▸ **Aim**: Copy the entries below exactly. Images do not belong in the copy.

Records about charts and figures
☆ ☆ ☆ ☆

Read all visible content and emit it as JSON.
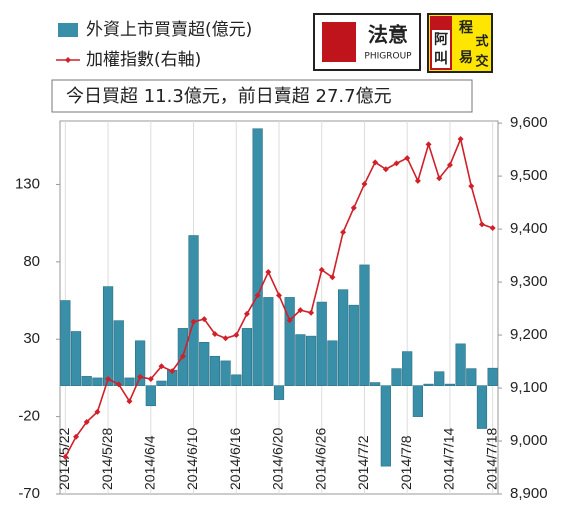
{
  "chart_data": {
    "type": "bar-line",
    "annotations": [
      "今日買超 11.3億元，前日賣超 27.7億元",
      "法意",
      "PHIGROUP",
      "阿",
      "叫",
      "程",
      "式",
      "易",
      "交"
    ],
    "categories": [
      "2014/5/22",
      null,
      null,
      null,
      "2014/5/28",
      null,
      null,
      null,
      "2014/6/4",
      null,
      null,
      null,
      "2014/6/10",
      null,
      null,
      null,
      "2014/6/16",
      null,
      null,
      null,
      "2014/6/20",
      null,
      null,
      null,
      "2014/6/26",
      null,
      null,
      null,
      "2014/7/2",
      null,
      null,
      null,
      "2014/7/8",
      null,
      null,
      null,
      "2014/7/14",
      null,
      null,
      null,
      "2014/7/18"
    ],
    "series": [
      {
        "name": "外資上市買賣超(億元)",
        "color": "#3a8fa8",
        "kind": "bar",
        "values": [
          55,
          35,
          6,
          5,
          64,
          42,
          5,
          29,
          -13,
          3,
          10,
          37,
          97,
          28,
          19,
          16,
          7,
          37,
          166,
          57,
          -9,
          57,
          33,
          32,
          54,
          29,
          62,
          52,
          78,
          2,
          -52,
          11,
          22,
          -20,
          1,
          9,
          1,
          27,
          11,
          -27.7,
          11.3
        ]
      },
      {
        "name": "加權指數(右軸)",
        "color": "#d0202a",
        "kind": "line",
        "axis": "y2",
        "values": [
          8970,
          9008,
          9036,
          9055,
          9117,
          9107,
          9075,
          9121,
          9117,
          9141,
          9132,
          9160,
          9225,
          9230,
          9202,
          9194,
          9200,
          9240,
          9275,
          9319,
          9275,
          9228,
          9247,
          9242,
          9323,
          9309,
          9394,
          9440,
          9485,
          9526,
          9513,
          9524,
          9534,
          9491,
          9560,
          9496,
          9521,
          9570,
          9481,
          9409,
          9402
        ]
      }
    ],
    "ylim": [
      -70,
      171
    ],
    "yticks": [
      -70,
      -20,
      30,
      80,
      130
    ],
    "y2lim": [
      8900,
      9604
    ],
    "y2ticks": [
      {
        "value": 8900,
        "label": "8,900"
      },
      {
        "value": 9000,
        "label": "9,000"
      },
      {
        "value": 9100,
        "label": "9,100"
      },
      {
        "value": 9200,
        "label": "9,200"
      },
      {
        "value": 9300,
        "label": "9,300"
      },
      {
        "value": 9400,
        "label": "9,400"
      },
      {
        "value": 9500,
        "label": "9,500"
      },
      {
        "value": 9600,
        "label": "9,600"
      }
    ]
  }
}
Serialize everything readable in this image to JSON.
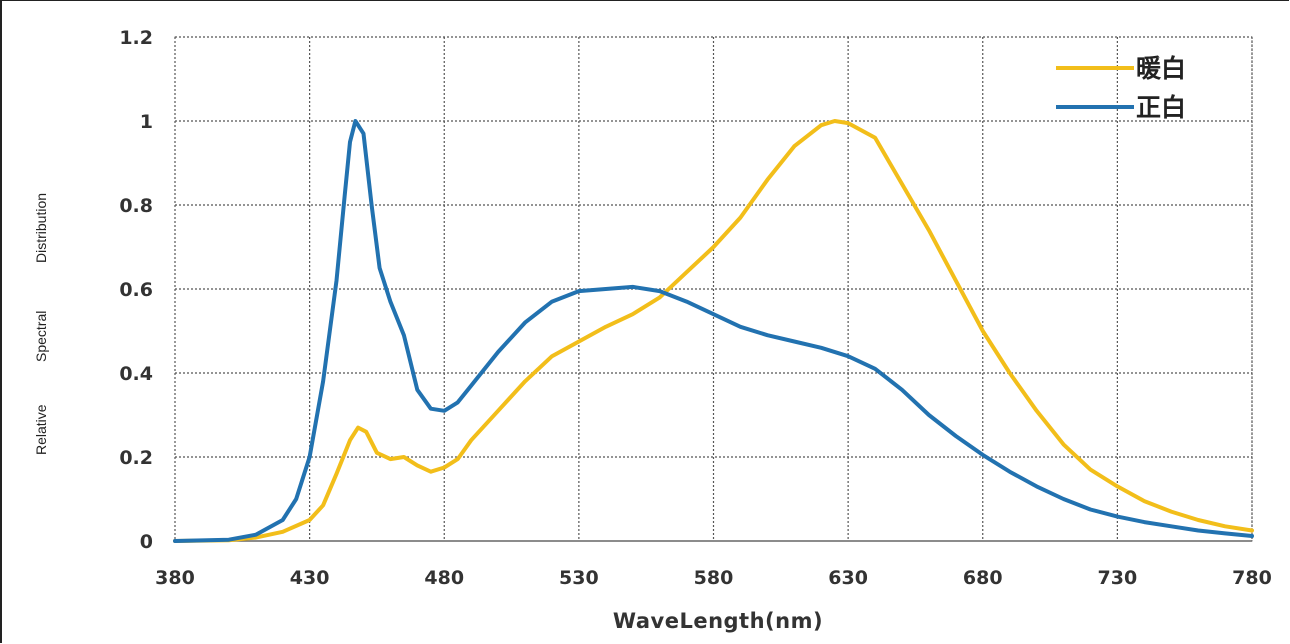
{
  "chart_data": {
    "type": "line",
    "title": "",
    "xlabel": "WaveLength(nm)",
    "ylabel_words": [
      "Relative",
      "Spectral",
      "Distribution"
    ],
    "xlim": [
      380,
      780
    ],
    "ylim": [
      0,
      1.2
    ],
    "x_ticks": [
      380,
      430,
      480,
      530,
      580,
      630,
      680,
      730,
      780
    ],
    "y_ticks": [
      0,
      0.2,
      0.4,
      0.6,
      0.8,
      1,
      1.2
    ],
    "y_tick_labels": [
      "0",
      "0.2",
      "0.4",
      "0.6",
      "0.8",
      "1",
      "1.2"
    ],
    "grid": true,
    "legend_position": "top-right",
    "series": [
      {
        "name": "暖白",
        "color": "#F2BE1A",
        "points": [
          [
            380,
            0
          ],
          [
            400,
            0.002
          ],
          [
            410,
            0.008
          ],
          [
            420,
            0.022
          ],
          [
            430,
            0.05
          ],
          [
            435,
            0.085
          ],
          [
            440,
            0.16
          ],
          [
            445,
            0.24
          ],
          [
            448,
            0.27
          ],
          [
            451,
            0.26
          ],
          [
            455,
            0.21
          ],
          [
            460,
            0.195
          ],
          [
            465,
            0.2
          ],
          [
            470,
            0.18
          ],
          [
            475,
            0.165
          ],
          [
            480,
            0.175
          ],
          [
            485,
            0.195
          ],
          [
            490,
            0.24
          ],
          [
            500,
            0.31
          ],
          [
            510,
            0.38
          ],
          [
            520,
            0.44
          ],
          [
            530,
            0.475
          ],
          [
            540,
            0.51
          ],
          [
            550,
            0.54
          ],
          [
            560,
            0.58
          ],
          [
            570,
            0.64
          ],
          [
            580,
            0.7
          ],
          [
            590,
            0.77
          ],
          [
            600,
            0.86
          ],
          [
            610,
            0.94
          ],
          [
            620,
            0.99
          ],
          [
            625,
            1.0
          ],
          [
            630,
            0.995
          ],
          [
            640,
            0.96
          ],
          [
            650,
            0.85
          ],
          [
            660,
            0.74
          ],
          [
            670,
            0.62
          ],
          [
            680,
            0.5
          ],
          [
            690,
            0.4
          ],
          [
            700,
            0.31
          ],
          [
            710,
            0.23
          ],
          [
            720,
            0.17
          ],
          [
            730,
            0.13
          ],
          [
            740,
            0.095
          ],
          [
            750,
            0.07
          ],
          [
            760,
            0.05
          ],
          [
            770,
            0.035
          ],
          [
            780,
            0.025
          ]
        ]
      },
      {
        "name": "正白",
        "color": "#2272B0",
        "points": [
          [
            380,
            0
          ],
          [
            400,
            0.003
          ],
          [
            410,
            0.015
          ],
          [
            420,
            0.05
          ],
          [
            425,
            0.1
          ],
          [
            430,
            0.2
          ],
          [
            435,
            0.38
          ],
          [
            440,
            0.62
          ],
          [
            443,
            0.82
          ],
          [
            445,
            0.95
          ],
          [
            447,
            1.0
          ],
          [
            450,
            0.97
          ],
          [
            453,
            0.8
          ],
          [
            456,
            0.65
          ],
          [
            460,
            0.57
          ],
          [
            465,
            0.49
          ],
          [
            470,
            0.36
          ],
          [
            475,
            0.315
          ],
          [
            480,
            0.31
          ],
          [
            485,
            0.33
          ],
          [
            490,
            0.37
          ],
          [
            500,
            0.45
          ],
          [
            510,
            0.52
          ],
          [
            520,
            0.57
          ],
          [
            530,
            0.595
          ],
          [
            540,
            0.6
          ],
          [
            550,
            0.605
          ],
          [
            560,
            0.595
          ],
          [
            570,
            0.57
          ],
          [
            580,
            0.54
          ],
          [
            590,
            0.51
          ],
          [
            600,
            0.49
          ],
          [
            610,
            0.475
          ],
          [
            620,
            0.46
          ],
          [
            630,
            0.44
          ],
          [
            640,
            0.41
          ],
          [
            650,
            0.36
          ],
          [
            660,
            0.3
          ],
          [
            670,
            0.25
          ],
          [
            680,
            0.205
          ],
          [
            690,
            0.165
          ],
          [
            700,
            0.13
          ],
          [
            710,
            0.1
          ],
          [
            720,
            0.075
          ],
          [
            730,
            0.058
          ],
          [
            740,
            0.045
          ],
          [
            750,
            0.035
          ],
          [
            760,
            0.025
          ],
          [
            770,
            0.018
          ],
          [
            780,
            0.012
          ]
        ]
      }
    ]
  }
}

☆ ☆ ☆ ☆

▸ **Exercise solution**:
Read all visible content and emit it as JSON.
{
  "chart_data": {
    "type": "bar-line",
    "annotations": [
      "今日買超 11.3億元，前日賣超 27.7億元",
      "法意",
      "PHIGROUP",
      "阿",
      "叫",
      "程",
      "式",
      "易",
      "交"
    ],
    "categories": [
      "2014/5/22",
      null,
      null,
      null,
      "2014/5/28",
      null,
      null,
      null,
      "2014/6/4",
      null,
      null,
      null,
      "2014/6/10",
      null,
      null,
      null,
      "2014/6/16",
      null,
      null,
      null,
      "2014/6/20",
      null,
      null,
      null,
      "2014/6/26",
      null,
      null,
      null,
      "2014/7/2",
      null,
      null,
      null,
      "2014/7/8",
      null,
      null,
      null,
      "2014/7/14",
      null,
      null,
      null,
      "2014/7/18"
    ],
    "series": [
      {
        "name": "外資上市買賣超(億元)",
        "color": "#3a8fa8",
        "kind": "bar",
        "values": [
          55,
          35,
          6,
          5,
          64,
          42,
          5,
          29,
          -13,
          3,
          10,
          37,
          97,
          28,
          19,
          16,
          7,
          37,
          166,
          57,
          -9,
          57,
          33,
          32,
          54,
          29,
          62,
          52,
          78,
          2,
          -52,
          11,
          22,
          -20,
          1,
          9,
          1,
          27,
          11,
          -27.7,
          11.3
        ]
      },
      {
        "name": "加權指數(右軸)",
        "color": "#d0202a",
        "kind": "line",
        "axis": "y2",
        "values": [
          8970,
          9008,
          9036,
          9055,
          9117,
          9107,
          9075,
          9121,
          9117,
          9141,
          9132,
          9160,
          9225,
          9230,
          9202,
          9194,
          9200,
          9240,
          9275,
          9319,
          9275,
          9228,
          9247,
          9242,
          9323,
          9309,
          9394,
          9440,
          9485,
          9526,
          9513,
          9524,
          9534,
          9491,
          9560,
          9496,
          9521,
          9570,
          9481,
          9409,
          9402
        ]
      }
    ],
    "ylim": [
      -70,
      171
    ],
    "yticks": [
      -70,
      -20,
      30,
      80,
      130
    ],
    "y2lim": [
      8900,
      9604
    ],
    "y2ticks": [
      {
        "value": 8900,
        "label": "8,900"
      },
      {
        "value": 9000,
        "label": "9,000"
      },
      {
        "value": 9100,
        "label": "9,100"
      },
      {
        "value": 9200,
        "label": "9,200"
      },
      {
        "value": 9300,
        "label": "9,300"
      },
      {
        "value": 9400,
        "label": "9,400"
      },
      {
        "value": 9500,
        "label": "9,500"
      },
      {
        "value": 9600,
        "label": "9,600"
      }
    ]
  }
}
Serialize everything readable in this image to JSON.
{
  "chart_data": {
    "type": "line",
    "title": "",
    "xlabel": "WaveLength(nm)",
    "ylabel_words": [
      "Relative",
      "Spectral",
      "Distribution"
    ],
    "xlim": [
      380,
      780
    ],
    "ylim": [
      0,
      1.2
    ],
    "x_ticks": [
      380,
      430,
      480,
      530,
      580,
      630,
      680,
      730,
      780
    ],
    "y_ticks": [
      0,
      0.2,
      0.4,
      0.6,
      0.8,
      1,
      1.2
    ],
    "y_tick_labels": [
      "0",
      "0.2",
      "0.4",
      "0.6",
      "0.8",
      "1",
      "1.2"
    ],
    "grid": true,
    "legend_position": "top-right",
    "series": [
      {
        "name": "暖白",
        "color": "#F2BE1A",
        "points": [
          [
            380,
            0
          ],
          [
            400,
            0.002
          ],
          [
            410,
            0.008
          ],
          [
            420,
            0.022
          ],
          [
            430,
            0.05
          ],
          [
            435,
            0.085
          ],
          [
            440,
            0.16
          ],
          [
            445,
            0.24
          ],
          [
            448,
            0.27
          ],
          [
            451,
            0.26
          ],
          [
            455,
            0.21
          ],
          [
            460,
            0.195
          ],
          [
            465,
            0.2
          ],
          [
            470,
            0.18
          ],
          [
            475,
            0.165
          ],
          [
            480,
            0.175
          ],
          [
            485,
            0.195
          ],
          [
            490,
            0.24
          ],
          [
            500,
            0.31
          ],
          [
            510,
            0.38
          ],
          [
            520,
            0.44
          ],
          [
            530,
            0.475
          ],
          [
            540,
            0.51
          ],
          [
            550,
            0.54
          ],
          [
            560,
            0.58
          ],
          [
            570,
            0.64
          ],
          [
            580,
            0.7
          ],
          [
            590,
            0.77
          ],
          [
            600,
            0.86
          ],
          [
            610,
            0.94
          ],
          [
            620,
            0.99
          ],
          [
            625,
            1.0
          ],
          [
            630,
            0.995
          ],
          [
            640,
            0.96
          ],
          [
            650,
            0.85
          ],
          [
            660,
            0.74
          ],
          [
            670,
            0.62
          ],
          [
            680,
            0.5
          ],
          [
            690,
            0.4
          ],
          [
            700,
            0.31
          ],
          [
            710,
            0.23
          ],
          [
            720,
            0.17
          ],
          [
            730,
            0.13
          ],
          [
            740,
            0.095
          ],
          [
            750,
            0.07
          ],
          [
            760,
            0.05
          ],
          [
            770,
            0.035
          ],
          [
            780,
            0.025
          ]
        ]
      },
      {
        "name": "正白",
        "color": "#2272B0",
        "points": [
          [
            380,
            0
          ],
          [
            400,
            0.003
          ],
          [
            410,
            0.015
          ],
          [
            420,
            0.05
          ],
          [
            425,
            0.1
          ],
          [
            430,
            0.2
          ],
          [
            435,
            0.38
          ],
          [
            440,
            0.62
          ],
          [
            443,
            0.82
          ],
          [
            445,
            0.95
          ],
          [
            447,
            1.0
          ],
          [
            450,
            0.97
          ],
          [
            453,
            0.8
          ],
          [
            456,
            0.65
          ],
          [
            460,
            0.57
          ],
          [
            465,
            0.49
          ],
          [
            470,
            0.36
          ],
          [
            475,
            0.315
          ],
          [
            480,
            0.31
          ],
          [
            485,
            0.33
          ],
          [
            490,
            0.37
          ],
          [
            500,
            0.45
          ],
          [
            510,
            0.52
          ],
          [
            520,
            0.57
          ],
          [
            530,
            0.595
          ],
          [
            540,
            0.6
          ],
          [
            550,
            0.605
          ],
          [
            560,
            0.595
          ],
          [
            570,
            0.57
          ],
          [
            580,
            0.54
          ],
          [
            590,
            0.51
          ],
          [
            600,
            0.49
          ],
          [
            610,
            0.475
          ],
          [
            620,
            0.46
          ],
          [
            630,
            0.44
          ],
          [
            640,
            0.41
          ],
          [
            650,
            0.36
          ],
          [
            660,
            0.3
          ],
          [
            670,
            0.25
          ],
          [
            680,
            0.205
          ],
          [
            690,
            0.165
          ],
          [
            700,
            0.13
          ],
          [
            710,
            0.1
          ],
          [
            720,
            0.075
          ],
          [
            730,
            0.058
          ],
          [
            740,
            0.045
          ],
          [
            750,
            0.035
          ],
          [
            760,
            0.025
          ],
          [
            770,
            0.018
          ],
          [
            780,
            0.012
          ]
        ]
      }
    ]
  }
}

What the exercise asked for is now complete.